- [STATED GOAL]: Would you retype, word for word, the line with "Parse this screenshot: output" and every line after it through the end of the records below?

- [RECORD SET]:
· · · ·

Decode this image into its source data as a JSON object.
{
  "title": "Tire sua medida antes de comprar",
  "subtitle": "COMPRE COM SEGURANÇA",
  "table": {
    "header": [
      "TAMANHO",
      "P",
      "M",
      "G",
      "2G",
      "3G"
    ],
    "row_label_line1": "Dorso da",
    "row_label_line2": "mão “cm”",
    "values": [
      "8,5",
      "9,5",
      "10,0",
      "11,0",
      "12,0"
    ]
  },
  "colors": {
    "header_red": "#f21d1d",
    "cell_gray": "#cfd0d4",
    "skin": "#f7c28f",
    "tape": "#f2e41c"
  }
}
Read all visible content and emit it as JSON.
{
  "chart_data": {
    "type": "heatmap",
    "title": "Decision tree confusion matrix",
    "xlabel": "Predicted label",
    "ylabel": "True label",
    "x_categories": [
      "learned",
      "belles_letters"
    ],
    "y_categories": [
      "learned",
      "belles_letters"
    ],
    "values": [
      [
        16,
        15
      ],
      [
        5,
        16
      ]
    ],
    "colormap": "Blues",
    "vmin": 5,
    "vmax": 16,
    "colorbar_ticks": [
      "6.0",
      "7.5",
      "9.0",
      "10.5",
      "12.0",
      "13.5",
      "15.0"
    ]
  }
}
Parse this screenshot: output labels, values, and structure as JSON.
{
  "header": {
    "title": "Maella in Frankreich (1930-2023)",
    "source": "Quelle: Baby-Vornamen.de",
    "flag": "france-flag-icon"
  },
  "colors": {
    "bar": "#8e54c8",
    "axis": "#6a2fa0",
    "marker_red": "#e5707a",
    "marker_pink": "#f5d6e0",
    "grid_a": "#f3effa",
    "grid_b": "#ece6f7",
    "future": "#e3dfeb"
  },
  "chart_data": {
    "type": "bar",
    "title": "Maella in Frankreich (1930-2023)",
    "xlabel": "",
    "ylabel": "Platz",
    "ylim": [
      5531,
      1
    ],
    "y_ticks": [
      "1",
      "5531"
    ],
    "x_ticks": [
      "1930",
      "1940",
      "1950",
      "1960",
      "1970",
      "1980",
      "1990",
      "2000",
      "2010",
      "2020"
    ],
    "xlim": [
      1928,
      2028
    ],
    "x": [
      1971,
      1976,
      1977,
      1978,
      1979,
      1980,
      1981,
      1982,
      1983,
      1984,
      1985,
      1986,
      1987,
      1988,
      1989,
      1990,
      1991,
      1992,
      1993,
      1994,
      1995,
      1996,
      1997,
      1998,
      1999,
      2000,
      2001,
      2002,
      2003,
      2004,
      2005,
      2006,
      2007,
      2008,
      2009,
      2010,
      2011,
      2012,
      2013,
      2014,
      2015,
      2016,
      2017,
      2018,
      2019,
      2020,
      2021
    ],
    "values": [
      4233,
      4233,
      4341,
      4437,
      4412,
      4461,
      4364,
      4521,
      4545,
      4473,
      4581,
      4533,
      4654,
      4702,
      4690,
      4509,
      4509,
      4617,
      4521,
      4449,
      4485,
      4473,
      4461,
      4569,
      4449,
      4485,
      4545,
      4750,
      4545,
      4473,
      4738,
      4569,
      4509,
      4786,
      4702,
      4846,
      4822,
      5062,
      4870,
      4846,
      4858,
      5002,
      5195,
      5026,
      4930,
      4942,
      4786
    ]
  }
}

· · · ·

- [RESPONSE FOR THIS EXERCISE]:
Parse this screenshot: output labels, values, and structure as JSON.
{
  "header": {
    "title": "Maella in Frankreich (1930-2023)",
    "source": "Quelle: Baby-Vornamen.de",
    "flag": "france-flag-icon"
  },
  "colors": {
    "bar": "#8e54c8",
    "axis": "#6a2fa0",
    "marker_red": "#e5707a",
    "marker_pink": "#f5d6e0",
    "grid_a": "#f3effa",
    "grid_b": "#ece6f7",
    "future": "#e3dfeb"
  },
  "chart_data": {
    "type": "bar",
    "title": "Maella in Frankreich (1930-2023)",
    "xlabel": "",
    "ylabel": "Platz",
    "ylim": [
      5531,
      1
    ],
    "y_ticks": [
      "1",
      "5531"
    ],
    "x_ticks": [
      "1930",
      "1940",
      "1950",
      "1960",
      "1970",
      "1980",
      "1990",
      "2000",
      "2010",
      "2020"
    ],
    "xlim": [
      1928,
      2028
    ],
    "x": [
      1971,
      1976,
      1977,
      1978,
      1979,
      1980,
      1981,
      1982,
      1983,
      1984,
      1985,
      1986,
      1987,
      1988,
      1989,
      1990,
      1991,
      1992,
      1993,
      1994,
      1995,
      1996,
      1997,
      1998,
      1999,
      2000,
      2001,
      2002,
      2003,
      2004,
      2005,
      2006,
      2007,
      2008,
      2009,
      2010,
      2011,
      2012,
      2013,
      2014,
      2015,
      2016,
      2017,
      2018,
      2019,
      2020,
      2021
    ],
    "values": [
      4233,
      4233,
      4341,
      4437,
      4412,
      4461,
      4364,
      4521,
      4545,
      4473,
      4581,
      4533,
      4654,
      4702,
      4690,
      4509,
      4509,
      4617,
      4521,
      4449,
      4485,
      4473,
      4461,
      4569,
      4449,
      4485,
      4545,
      4750,
      4545,
      4473,
      4738,
      4569,
      4509,
      4786,
      4702,
      4846,
      4822,
      5062,
      4870,
      4846,
      4858,
      5002,
      5195,
      5026,
      4930,
      4942,
      4786
    ]
  }
}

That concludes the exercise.